>> START GIVEN ENTRIES
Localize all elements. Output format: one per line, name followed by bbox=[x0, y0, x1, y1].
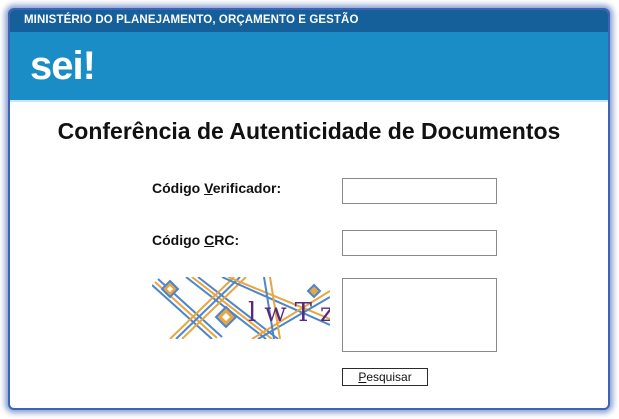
access-key: V bbox=[204, 180, 213, 196]
codigo-verificador-label: Código Verificador: bbox=[152, 180, 281, 196]
pesquisar-button[interactable]: Pesquisar bbox=[342, 368, 428, 386]
codigo-crc-input[interactable] bbox=[342, 230, 497, 256]
label-text: Código bbox=[152, 180, 205, 196]
ministry-bar: MINISTÉRIO DO PLANEJAMENTO, ORÇAMENTO E … bbox=[10, 10, 608, 32]
access-key: C bbox=[204, 232, 215, 248]
codigo-crc-label: Código CRC: bbox=[152, 232, 239, 248]
page-title: Conferência de Autenticidade de Document… bbox=[57, 118, 561, 144]
label-text: erificador: bbox=[212, 180, 282, 196]
window-frame: MINISTÉRIO DO PLANEJAMENTO, ORÇAMENTO E … bbox=[8, 8, 610, 410]
captcha-text: lwTz bbox=[248, 298, 330, 328]
brand-bar: sei! bbox=[10, 32, 608, 102]
sei-logo[interactable]: sei! bbox=[30, 32, 96, 100]
label-text: Código bbox=[152, 232, 205, 248]
logo-exclamation-mark: ! bbox=[82, 44, 96, 88]
captcha-image: lwTz bbox=[152, 277, 330, 339]
ministry-name: MINISTÉRIO DO PLANEJAMENTO, ORÇAMENTO E … bbox=[24, 14, 359, 26]
codigo-verificador-input[interactable] bbox=[342, 178, 497, 204]
logo-text: sei bbox=[30, 44, 84, 88]
captcha-answer-field[interactable] bbox=[342, 278, 497, 352]
label-text: RC: bbox=[214, 232, 240, 248]
button-label: esquisar bbox=[366, 370, 412, 384]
>> END GIVEN ENTRIES
- [REQUIREMENT] Can you give every line of the rows above as a JSON list of strings, one string per line, with blank lines and the picture placeholders left out?

- [THE ANSWER]
[
  "Localize all elements. Output format: one per line, name followed by bbox=[x0, y0, x1, y1].",
  "access-key: V bbox=[204, 180, 213, 196]",
  "codigo-verificador-label: Código Verificador: bbox=[152, 180, 281, 196]",
  "pesquisar-button[interactable]: Pesquisar bbox=[342, 368, 428, 386]",
  "codigo-crc-input[interactable] bbox=[342, 230, 497, 256]",
  "label-text: Código bbox=[152, 180, 205, 196]",
  "ministry-bar: MINISTÉRIO DO PLANEJAMENTO, ORÇAMENTO E … bbox=[10, 10, 608, 32]",
  "access-key: C bbox=[204, 232, 215, 248]",
  "codigo-crc-label: Código CRC: bbox=[152, 232, 239, 248]",
  "page-title: Conferência de Autenticidade de Document… bbox=[57, 118, 561, 144]",
  "label-text: erificador: bbox=[212, 180, 282, 196]",
  "window-frame: MINISTÉRIO DO PLANEJAMENTO, ORÇAMENTO E … bbox=[8, 8, 610, 410]",
  "captcha-text: lwTz bbox=[248, 298, 330, 328]",
  "brand-bar: sei! bbox=[10, 32, 608, 102]",
  "sei-logo[interactable]: sei! bbox=[30, 32, 96, 100]",
  "label-text: Código bbox=[152, 232, 205, 248]",
  "logo-exclamation-mark: ! bbox=[82, 44, 96, 88]",
  "captcha-image: lwTz bbox=[152, 277, 330, 339]",
  "ministry-name: MINISTÉRIO DO PLANEJAMENTO, ORÇAMENTO E … bbox=[24, 14, 359, 26]",
  "codigo-verificador-input[interactable] bbox=[342, 178, 497, 204]",
  "logo-text: sei bbox=[30, 44, 84, 88]",
  "captcha-answer-field[interactable] bbox=[342, 278, 497, 352]",
  "label-text: RC: bbox=[214, 232, 240, 248]",
  "button-label: esquisar bbox=[366, 370, 412, 384]"
]